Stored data
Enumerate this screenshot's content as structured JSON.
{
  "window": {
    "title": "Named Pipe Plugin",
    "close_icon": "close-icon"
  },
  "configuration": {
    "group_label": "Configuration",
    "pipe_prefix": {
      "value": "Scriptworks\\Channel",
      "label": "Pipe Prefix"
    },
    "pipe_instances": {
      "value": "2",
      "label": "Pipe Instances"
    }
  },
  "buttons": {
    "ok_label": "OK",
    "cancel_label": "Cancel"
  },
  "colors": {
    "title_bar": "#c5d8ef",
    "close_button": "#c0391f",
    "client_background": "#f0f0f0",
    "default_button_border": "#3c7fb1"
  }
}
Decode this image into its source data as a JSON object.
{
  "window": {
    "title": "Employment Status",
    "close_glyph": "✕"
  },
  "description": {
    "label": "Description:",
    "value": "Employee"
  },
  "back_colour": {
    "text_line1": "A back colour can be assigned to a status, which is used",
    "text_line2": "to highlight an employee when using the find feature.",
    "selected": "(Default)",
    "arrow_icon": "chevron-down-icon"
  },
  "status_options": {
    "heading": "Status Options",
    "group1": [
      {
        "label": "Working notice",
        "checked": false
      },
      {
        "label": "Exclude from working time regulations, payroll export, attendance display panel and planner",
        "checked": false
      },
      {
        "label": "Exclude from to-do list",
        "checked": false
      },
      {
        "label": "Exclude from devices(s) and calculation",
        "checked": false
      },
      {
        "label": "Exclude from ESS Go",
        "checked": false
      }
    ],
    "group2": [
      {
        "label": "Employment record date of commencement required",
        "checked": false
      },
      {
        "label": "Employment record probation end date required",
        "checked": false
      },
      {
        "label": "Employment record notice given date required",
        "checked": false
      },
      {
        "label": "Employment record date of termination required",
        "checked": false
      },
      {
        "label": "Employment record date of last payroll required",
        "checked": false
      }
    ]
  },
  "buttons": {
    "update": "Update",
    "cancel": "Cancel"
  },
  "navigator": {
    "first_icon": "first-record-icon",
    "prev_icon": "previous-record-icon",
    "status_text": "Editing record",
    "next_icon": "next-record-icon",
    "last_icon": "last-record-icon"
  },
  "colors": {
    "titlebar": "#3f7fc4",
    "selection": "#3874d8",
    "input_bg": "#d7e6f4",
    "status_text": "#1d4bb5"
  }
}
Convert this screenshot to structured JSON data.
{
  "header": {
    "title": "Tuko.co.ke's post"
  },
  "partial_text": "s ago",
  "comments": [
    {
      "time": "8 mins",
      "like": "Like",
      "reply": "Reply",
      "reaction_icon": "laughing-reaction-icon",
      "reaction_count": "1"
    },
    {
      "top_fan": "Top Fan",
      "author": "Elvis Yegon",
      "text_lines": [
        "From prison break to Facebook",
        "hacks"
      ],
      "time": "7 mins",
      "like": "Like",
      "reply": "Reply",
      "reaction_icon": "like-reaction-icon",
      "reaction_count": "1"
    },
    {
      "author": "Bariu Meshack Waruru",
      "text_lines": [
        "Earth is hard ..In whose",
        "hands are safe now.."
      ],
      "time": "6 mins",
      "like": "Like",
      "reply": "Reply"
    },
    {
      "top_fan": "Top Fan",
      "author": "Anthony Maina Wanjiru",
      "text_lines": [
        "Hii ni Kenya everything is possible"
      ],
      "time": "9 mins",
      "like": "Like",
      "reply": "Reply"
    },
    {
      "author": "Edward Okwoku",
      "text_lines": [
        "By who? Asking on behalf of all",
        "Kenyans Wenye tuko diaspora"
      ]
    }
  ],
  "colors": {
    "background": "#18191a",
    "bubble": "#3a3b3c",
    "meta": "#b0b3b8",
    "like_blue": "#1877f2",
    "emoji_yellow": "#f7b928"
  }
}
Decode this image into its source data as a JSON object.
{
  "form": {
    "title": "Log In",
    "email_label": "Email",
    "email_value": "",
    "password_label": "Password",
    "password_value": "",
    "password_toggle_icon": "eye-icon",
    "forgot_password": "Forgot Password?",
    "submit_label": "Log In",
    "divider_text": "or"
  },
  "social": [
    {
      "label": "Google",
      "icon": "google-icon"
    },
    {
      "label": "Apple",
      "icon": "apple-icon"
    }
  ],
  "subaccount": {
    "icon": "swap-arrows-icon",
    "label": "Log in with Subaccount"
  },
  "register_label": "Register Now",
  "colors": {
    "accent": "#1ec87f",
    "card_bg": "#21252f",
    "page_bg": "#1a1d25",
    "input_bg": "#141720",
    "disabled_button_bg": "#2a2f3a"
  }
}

* [STATED EXERCISE]
Repeat all the entries exactly as given.

* [SOLUTION BELOW]
Enumerate this screenshot's content as structured JSON.
{
  "window": {
    "title": "Named Pipe Plugin",
    "close_icon": "close-icon"
  },
  "configuration": {
    "group_label": "Configuration",
    "pipe_prefix": {
      "value": "Scriptworks\\Channel",
      "label": "Pipe Prefix"
    },
    "pipe_instances": {
      "value": "2",
      "label": "Pipe Instances"
    }
  },
  "buttons": {
    "ok_label": "OK",
    "cancel_label": "Cancel"
  },
  "colors": {
    "title_bar": "#c5d8ef",
    "close_button": "#c0391f",
    "client_background": "#f0f0f0",
    "default_button_border": "#3c7fb1"
  }
}
Decode this image into its source data as a JSON object.
{
  "window": {
    "title": "Employment Status",
    "close_glyph": "✕"
  },
  "description": {
    "label": "Description:",
    "value": "Employee"
  },
  "back_colour": {
    "text_line1": "A back colour can be assigned to a status, which is used",
    "text_line2": "to highlight an employee when using the find feature.",
    "selected": "(Default)",
    "arrow_icon": "chevron-down-icon"
  },
  "status_options": {
    "heading": "Status Options",
    "group1": [
      {
        "label": "Working notice",
        "checked": false
      },
      {
        "label": "Exclude from working time regulations, payroll export, attendance display panel and planner",
        "checked": false
      },
      {
        "label": "Exclude from to-do list",
        "checked": false
      },
      {
        "label": "Exclude from devices(s) and calculation",
        "checked": false
      },
      {
        "label": "Exclude from ESS Go",
        "checked": false
      }
    ],
    "group2": [
      {
        "label": "Employment record date of commencement required",
        "checked": false
      },
      {
        "label": "Employment record probation end date required",
        "checked": false
      },
      {
        "label": "Employment record notice given date required",
        "checked": false
      },
      {
        "label": "Employment record date of termination required",
        "checked": false
      },
      {
        "label": "Employment record date of last payroll required",
        "checked": false
      }
    ]
  },
  "buttons": {
    "update": "Update",
    "cancel": "Cancel"
  },
  "navigator": {
    "first_icon": "first-record-icon",
    "prev_icon": "previous-record-icon",
    "status_text": "Editing record",
    "next_icon": "next-record-icon",
    "last_icon": "last-record-icon"
  },
  "colors": {
    "titlebar": "#3f7fc4",
    "selection": "#3874d8",
    "input_bg": "#d7e6f4",
    "status_text": "#1d4bb5"
  }
}
Convert this screenshot to structured JSON data.
{
  "header": {
    "title": "Tuko.co.ke's post"
  },
  "partial_text": "s ago",
  "comments": [
    {
      "time": "8 mins",
      "like": "Like",
      "reply": "Reply",
      "reaction_icon": "laughing-reaction-icon",
      "reaction_count": "1"
    },
    {
      "top_fan": "Top Fan",
      "author": "Elvis Yegon",
      "text_lines": [
        "From prison break to Facebook",
        "hacks"
      ],
      "time": "7 mins",
      "like": "Like",
      "reply": "Reply",
      "reaction_icon": "like-reaction-icon",
      "reaction_count": "1"
    },
    {
      "author": "Bariu Meshack Waruru",
      "text_lines": [
        "Earth is hard ..In whose",
        "hands are safe now.."
      ],
      "time": "6 mins",
      "like": "Like",
      "reply": "Reply"
    },
    {
      "top_fan": "Top Fan",
      "author": "Anthony Maina Wanjiru",
      "text_lines": [
        "Hii ni Kenya everything is possible"
      ],
      "time": "9 mins",
      "like": "Like",
      "reply": "Reply"
    },
    {
      "author": "Edward Okwoku",
      "text_lines": [
        "By who? Asking on behalf of all",
        "Kenyans Wenye tuko diaspora"
      ]
    }
  ],
  "colors": {
    "background": "#18191a",
    "bubble": "#3a3b3c",
    "meta": "#b0b3b8",
    "like_blue": "#1877f2",
    "emoji_yellow": "#f7b928"
  }
}
Decode this image into its source data as a JSON object.
{
  "form": {
    "title": "Log In",
    "email_label": "Email",
    "email_value": "",
    "password_label": "Password",
    "password_value": "",
    "password_toggle_icon": "eye-icon",
    "forgot_password": "Forgot Password?",
    "submit_label": "Log In",
    "divider_text": "or"
  },
  "social": [
    {
      "label": "Google",
      "icon": "google-icon"
    },
    {
      "label": "Apple",
      "icon": "apple-icon"
    }
  ],
  "subaccount": {
    "icon": "swap-arrows-icon",
    "label": "Log in with Subaccount"
  },
  "register_label": "Register Now",
  "colors": {
    "accent": "#1ec87f",
    "card_bg": "#21252f",
    "page_bg": "#1a1d25",
    "input_bg": "#141720",
    "disabled_button_bg": "#2a2f3a"
  }
}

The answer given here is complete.